Enunciado A
Responda a estas perguntas com base no excerto:
(i) Qual é o número do processo do Acórdão do Supremo Tribunal Administrativo citado e em que data foi proferido?
(ii) Por que valor foi efetuada a cessão do crédito e por que meio foi pago?
(iii) Em que dia foi entregue a declaração periódica de IVA relativa ao período 2010/12T?
Enunciado B
Por favor, extraia do excerto, sem qualquer alteração, o trecho que vai de "IV - Ali se" até "recurso hierárquico); (...)".

Excerto
II - A mencionada decisão arbitral, aqui sindicada, colide frontalmente com a jurisprudência firmada pelo Supremo Tribunal Administrativo no Acórdão proferido no âmbito do processo n.º 0674/16, datado de 08 de Novembro de 2017, já transitado em julgado, na parte em que não procede à suspensão da instância arbitral até à prolação de decisão no processo de reenvio prejudicial nos termos do disposto nos artigos 269.º, n.º 1, alínea c), e 272.º, n.º 1, do CPC, aplicáveis ex vi artigo 29.º, n.º 1, al. e), do RJAT.
III - A Recorrente defende, com o devido respeito, que a decisão de mérito de procedência do pedido formulado pela ora Recorrida, está em total contradição com jurisprudência dimanada do Acórdão fundamento.
IV - Ali se consignou a seguinte factualidade:
(...) 7 - No dia 29 de Setembro de 2010, A…, LDA., cedeu a B…, Lda., o crédito que se encontrava a ser executado por apenso à acção identificada no n.° 5 supra, nos termos que aqui se dão por reproduzidos (cfr. documento junto a fls. 18 a 20 dos presentes autos);
8 - Ficou declarado naquela cessão que tal negócio foi efectuado no valor de € 351.619,90, pagos pela B… à A…, LDA., através de cheque na mesma data (cfr. documento junto a fls. 18 a 20 dos presentes autos);
9 - No dia 11 de Fevereiro de 2011, foi entregue, via internet, a declaração periódica de IVA relativa ao período 2010/12T de A…, LDA (cfr. informação junta a fls. 60 a 67 dos presentes autos e lavrada no âmbito de processo de recurso hierárquico); (...)
(...) no caso dos autos, conforme decorre nos 7 e 15 do probatório fixado e supra reproduzido, está em causa a cessão, a título oneroso, de uma posição processual numa acção executiva para cobrança de um crédito reconhecido judicialmente resultante do incumprimento de um contrato de mediação imobiliária, acrescido de IVA à taxa em vigor à data em que for efectuado o pagamento e de juros de mora vencidos e vincendos até integral pagamento, tendo o cedente recebido do cessionário em contrapartida da cessão um valor inferior ao valor da acção.(...)» (sublinhado nosso)

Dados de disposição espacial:
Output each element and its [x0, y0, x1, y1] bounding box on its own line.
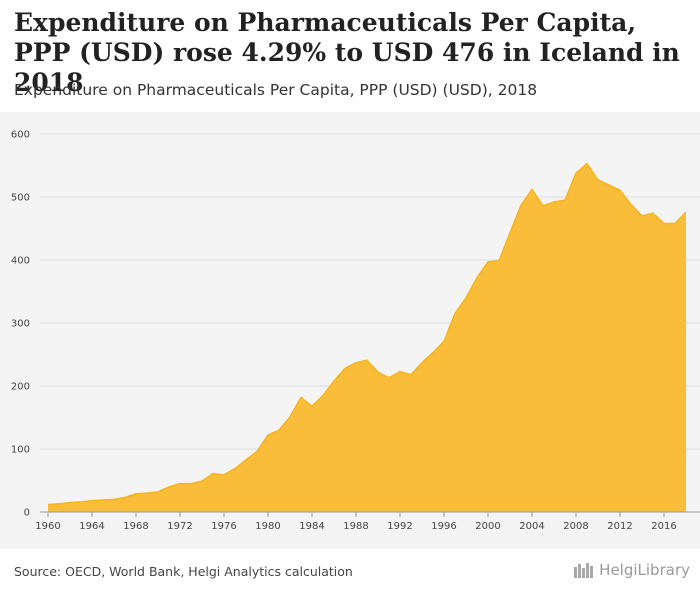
- data-point: [343, 366, 347, 370]
- x-tick-label: 2004: [519, 521, 544, 532]
- area-chart: 0 100 200 300 400 500 600 1960 1964 1968 1972 1976 1…: [11, 130, 700, 532]
- x-tick-label: 1988: [343, 521, 368, 532]
- axes: 0 100 200 300 400 500 600 1960 1964 1968 1972 1976 1…: [11, 130, 700, 532]
- data-point: [266, 433, 270, 437]
- data-point: [519, 203, 523, 207]
- x-tick-label: 1996: [431, 521, 456, 532]
- series-area: [48, 163, 686, 513]
- data-point: [541, 204, 545, 208]
- x-tick-label: 1976: [211, 521, 236, 532]
- data-point: [530, 187, 534, 191]
- data-point: [607, 183, 611, 187]
- data-point: [145, 491, 149, 495]
- data-point: [189, 482, 193, 486]
- x-tick-label: 1984: [299, 521, 324, 532]
- data-point: [387, 376, 391, 380]
- x-tick-label: 1968: [123, 521, 148, 532]
- data-point: [442, 339, 446, 343]
- data-point: [365, 358, 369, 362]
- data-point: [453, 312, 457, 316]
- data-point: [321, 393, 325, 397]
- data-point: [222, 473, 226, 477]
- data-point: [629, 203, 633, 207]
- data-point: [288, 415, 292, 419]
- data-point: [79, 500, 83, 504]
- data-point: [431, 351, 435, 355]
- data-point: [178, 482, 182, 486]
- data-point: [233, 467, 237, 471]
- data-point: [596, 178, 600, 182]
- logo-text: HelgiLibrary: [599, 561, 690, 579]
- helgi-library-logo[interactable]: HelgiLibrary: [573, 561, 690, 579]
- data-point: [200, 479, 204, 483]
- y-tick-label: 400: [11, 256, 30, 267]
- data-point: [310, 404, 314, 408]
- data-point: [563, 198, 567, 202]
- data-point: [464, 296, 468, 300]
- data-point: [475, 276, 479, 280]
- data-point: [167, 485, 171, 489]
- data-point: [662, 221, 666, 225]
- data-point: [156, 490, 160, 494]
- y-tick-label: 0: [24, 508, 30, 519]
- data-point: [574, 171, 578, 175]
- y-tick-label: 200: [11, 382, 30, 393]
- data-point: [134, 492, 138, 496]
- x-tick-label: 1992: [387, 521, 412, 532]
- data-point: [46, 502, 50, 506]
- data-point: [90, 499, 94, 503]
- source-note: Source: OECD, World Bank, Helgi Analytic…: [14, 564, 353, 579]
- y-tick-label: 300: [11, 319, 30, 330]
- data-point: [409, 373, 413, 377]
- data-point: [508, 231, 512, 235]
- data-point: [112, 497, 116, 501]
- data-point: [277, 428, 281, 432]
- x-tick-label: 1960: [35, 521, 60, 532]
- data-point: [211, 472, 215, 476]
- data-point: [354, 361, 358, 365]
- chart-area: 0 100 200 300 400 500 600 1960 1964 1968 1972 1976 1…: [0, 112, 700, 549]
- data-point: [398, 370, 402, 374]
- data-point: [123, 496, 127, 500]
- data-point: [376, 370, 380, 374]
- y-tick-label: 500: [11, 193, 30, 204]
- data-point: [101, 498, 105, 502]
- x-tick-label: 2012: [607, 521, 632, 532]
- data-point: [585, 162, 589, 166]
- data-point: [684, 210, 688, 214]
- x-tick-label: 2008: [563, 521, 588, 532]
- data-point: [673, 221, 677, 225]
- x-tick-label: 2000: [475, 521, 500, 532]
- x-tick-label: 1972: [167, 521, 192, 532]
- chart-subtitle: Expenditure on Pharmaceuticals Per Capit…: [14, 81, 538, 99]
- data-point: [618, 188, 622, 192]
- data-point: [57, 502, 61, 506]
- x-tick-label: 2016: [651, 521, 676, 532]
- data-point: [420, 361, 424, 365]
- data-point: [497, 259, 501, 263]
- data-point: [640, 214, 644, 218]
- data-point: [552, 200, 556, 204]
- y-tick-label: 600: [11, 130, 30, 141]
- y-tick-label: 100: [11, 445, 30, 456]
- data-point: [244, 458, 248, 462]
- data-point: [486, 260, 490, 264]
- series-line: [47, 162, 687, 506]
- data-point: [255, 450, 259, 454]
- library-icon: [574, 563, 594, 578]
- data-point: [299, 395, 303, 399]
- chart-title: Expenditure on Pharmaceuticals Per Capit…: [14, 8, 680, 97]
- x-tick-label: 1964: [79, 521, 104, 532]
- data-point: [651, 211, 655, 215]
- data-point: [68, 501, 72, 505]
- x-tick-label: 1980: [255, 521, 280, 532]
- data-point: [332, 379, 336, 383]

Resposta escrita A
(i) Processo n.º 0674/16, com data de 08 de Novembro de 2017.
(ii) € 351.619,90, pagos através de cheque.
(iii) No dia 11 de Fevereiro de 2011.

Resposta escrita B
IV - Ali se consignou a seguinte factualidade:
(...) 7 - No dia 29 de Setembro de 2010, A…, LDA., cedeu a B…, Lda., o crédito que se encontrava a ser executado por apenso à acção identificada no n.° 5 supra, nos termos que aqui se dão por reproduzidos (cfr. documento junto a fls. 18 a 20 dos presentes autos);
8 - Ficou declarado naquela cessão que tal negócio foi efectuado no valor de € 351.619,90, pagos pela B… à A…, LDA., através de cheque na mesma data (cfr. documento junto a fls. 18 a 20 dos presentes autos);
9 - No dia 11 de Fevereiro de 2011, foi entregue, via internet, a declaração periódica de IVA relativa ao período 2010/12T de A…, LDA (cfr. informação junta a fls. 60 a 67 dos presentes autos e lavrada no âmbito de processo de recurso hierárquico); (...)